Copy the records below exactly as they appear.

▼

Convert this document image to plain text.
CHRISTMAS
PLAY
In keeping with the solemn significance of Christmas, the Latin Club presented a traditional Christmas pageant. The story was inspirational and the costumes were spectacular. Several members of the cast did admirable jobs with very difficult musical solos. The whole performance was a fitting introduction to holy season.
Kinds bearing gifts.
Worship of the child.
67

▲

_ANSWER FOR THIS EXERCISE:_
Convert this document image to plain text.
CHRISTMAS
PLAY
In keeping with the solemn significance of Christmas, the Latin Club presented a traditional Christmas pageant. The story was inspirational and the costumes were spectacular. Several members of the cast did admirable jobs with very difficult musical solos. The whole performance was a fitting introduction to holy season.
Kinds bearing gifts.
Worship of the child.
67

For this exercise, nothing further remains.